:: Available data ::
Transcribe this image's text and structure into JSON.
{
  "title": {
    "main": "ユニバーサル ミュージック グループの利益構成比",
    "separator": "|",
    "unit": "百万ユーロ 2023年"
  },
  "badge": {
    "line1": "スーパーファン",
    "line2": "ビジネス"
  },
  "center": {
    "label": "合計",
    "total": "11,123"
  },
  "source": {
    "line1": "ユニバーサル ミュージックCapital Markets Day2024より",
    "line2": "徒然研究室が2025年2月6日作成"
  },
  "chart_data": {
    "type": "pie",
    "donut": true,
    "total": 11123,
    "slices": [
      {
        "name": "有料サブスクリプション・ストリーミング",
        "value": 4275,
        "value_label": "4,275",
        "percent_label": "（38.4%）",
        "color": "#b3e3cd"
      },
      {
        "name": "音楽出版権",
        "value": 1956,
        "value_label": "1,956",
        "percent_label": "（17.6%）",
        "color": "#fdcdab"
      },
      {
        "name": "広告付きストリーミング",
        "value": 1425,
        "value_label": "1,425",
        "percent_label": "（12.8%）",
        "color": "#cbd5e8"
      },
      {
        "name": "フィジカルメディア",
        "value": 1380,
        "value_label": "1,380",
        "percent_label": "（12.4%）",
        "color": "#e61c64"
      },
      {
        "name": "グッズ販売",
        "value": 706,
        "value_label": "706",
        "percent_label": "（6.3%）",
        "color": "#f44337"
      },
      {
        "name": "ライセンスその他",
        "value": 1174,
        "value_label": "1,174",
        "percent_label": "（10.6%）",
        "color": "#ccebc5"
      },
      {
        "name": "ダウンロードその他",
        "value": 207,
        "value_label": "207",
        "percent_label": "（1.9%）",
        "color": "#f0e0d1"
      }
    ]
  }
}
:::
:: Available data ::
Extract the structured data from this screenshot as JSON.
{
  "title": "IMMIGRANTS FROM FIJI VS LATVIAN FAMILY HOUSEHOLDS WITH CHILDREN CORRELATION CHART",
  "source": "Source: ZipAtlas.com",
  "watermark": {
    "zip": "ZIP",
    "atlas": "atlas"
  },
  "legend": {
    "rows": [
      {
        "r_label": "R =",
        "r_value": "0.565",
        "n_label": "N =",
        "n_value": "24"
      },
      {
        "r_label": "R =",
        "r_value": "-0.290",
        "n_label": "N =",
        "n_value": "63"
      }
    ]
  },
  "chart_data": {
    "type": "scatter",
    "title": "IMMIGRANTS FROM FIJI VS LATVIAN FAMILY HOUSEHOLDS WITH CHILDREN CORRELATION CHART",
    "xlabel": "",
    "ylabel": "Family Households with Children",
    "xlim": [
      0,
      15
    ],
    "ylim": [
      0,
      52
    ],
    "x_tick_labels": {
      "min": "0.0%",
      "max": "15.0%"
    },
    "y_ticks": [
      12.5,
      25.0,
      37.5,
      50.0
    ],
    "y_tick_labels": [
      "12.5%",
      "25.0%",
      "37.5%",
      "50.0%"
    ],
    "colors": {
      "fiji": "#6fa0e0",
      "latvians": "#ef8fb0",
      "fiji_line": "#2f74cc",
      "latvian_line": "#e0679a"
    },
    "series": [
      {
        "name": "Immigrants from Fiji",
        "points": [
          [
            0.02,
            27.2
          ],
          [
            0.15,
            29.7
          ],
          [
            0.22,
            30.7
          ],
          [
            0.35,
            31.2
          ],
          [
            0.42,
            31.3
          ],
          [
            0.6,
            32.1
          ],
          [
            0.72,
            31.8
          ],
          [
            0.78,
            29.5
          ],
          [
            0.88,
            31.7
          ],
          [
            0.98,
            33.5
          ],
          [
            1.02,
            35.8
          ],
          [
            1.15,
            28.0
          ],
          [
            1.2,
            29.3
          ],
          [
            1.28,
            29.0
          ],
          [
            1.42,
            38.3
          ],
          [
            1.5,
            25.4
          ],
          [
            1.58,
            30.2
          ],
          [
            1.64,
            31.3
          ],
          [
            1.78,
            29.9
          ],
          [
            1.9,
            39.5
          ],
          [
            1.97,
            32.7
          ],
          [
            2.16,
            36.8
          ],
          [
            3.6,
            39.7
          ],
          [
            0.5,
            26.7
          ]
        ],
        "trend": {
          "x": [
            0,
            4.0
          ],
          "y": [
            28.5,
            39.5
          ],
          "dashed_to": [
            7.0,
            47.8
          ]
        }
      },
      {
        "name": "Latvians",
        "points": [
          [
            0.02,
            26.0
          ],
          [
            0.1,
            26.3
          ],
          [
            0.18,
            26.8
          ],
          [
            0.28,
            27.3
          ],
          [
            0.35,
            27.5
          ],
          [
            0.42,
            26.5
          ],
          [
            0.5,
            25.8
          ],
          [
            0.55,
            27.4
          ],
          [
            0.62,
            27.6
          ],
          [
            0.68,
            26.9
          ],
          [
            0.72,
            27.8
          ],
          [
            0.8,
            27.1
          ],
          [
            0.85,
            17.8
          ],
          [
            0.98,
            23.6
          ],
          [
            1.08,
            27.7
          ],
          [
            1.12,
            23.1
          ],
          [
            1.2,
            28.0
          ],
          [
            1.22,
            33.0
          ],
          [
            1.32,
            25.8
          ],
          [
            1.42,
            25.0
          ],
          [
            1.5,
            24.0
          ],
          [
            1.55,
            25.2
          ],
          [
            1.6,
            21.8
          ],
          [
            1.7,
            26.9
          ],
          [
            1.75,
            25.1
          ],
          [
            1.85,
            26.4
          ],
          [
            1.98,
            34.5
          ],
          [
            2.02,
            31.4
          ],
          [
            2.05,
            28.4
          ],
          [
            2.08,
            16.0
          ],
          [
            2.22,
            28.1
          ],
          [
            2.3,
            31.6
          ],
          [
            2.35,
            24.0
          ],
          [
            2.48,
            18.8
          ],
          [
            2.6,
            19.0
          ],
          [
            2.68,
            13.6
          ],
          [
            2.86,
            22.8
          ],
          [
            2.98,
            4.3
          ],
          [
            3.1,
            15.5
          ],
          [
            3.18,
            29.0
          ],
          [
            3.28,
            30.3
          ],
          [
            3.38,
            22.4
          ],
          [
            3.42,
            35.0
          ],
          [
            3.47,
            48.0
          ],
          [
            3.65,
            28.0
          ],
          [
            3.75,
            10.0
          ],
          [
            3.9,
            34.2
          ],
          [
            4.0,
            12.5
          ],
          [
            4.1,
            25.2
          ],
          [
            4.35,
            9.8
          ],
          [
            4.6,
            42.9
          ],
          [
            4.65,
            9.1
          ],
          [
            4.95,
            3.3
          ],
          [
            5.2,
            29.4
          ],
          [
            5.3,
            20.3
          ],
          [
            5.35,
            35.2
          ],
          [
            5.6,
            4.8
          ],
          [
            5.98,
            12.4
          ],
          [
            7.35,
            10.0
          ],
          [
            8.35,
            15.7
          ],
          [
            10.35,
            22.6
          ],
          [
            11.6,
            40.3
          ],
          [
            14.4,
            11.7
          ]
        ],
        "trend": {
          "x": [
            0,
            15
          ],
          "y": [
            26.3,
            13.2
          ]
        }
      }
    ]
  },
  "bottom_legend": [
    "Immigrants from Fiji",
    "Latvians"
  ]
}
:::
Take every line from the records above that has the word "title" and copy it.

  "title": {
  "title": "IMMIGRANTS FROM FIJI VS LATVIAN FAMILY HOUSEHOLDS WITH CHILDREN CORRELATION CHART",
    "title": "IMMIGRANTS FROM FIJI VS LATVIAN FAMILY HOUSEHOLDS WITH CHILDREN CORRELATION CHART",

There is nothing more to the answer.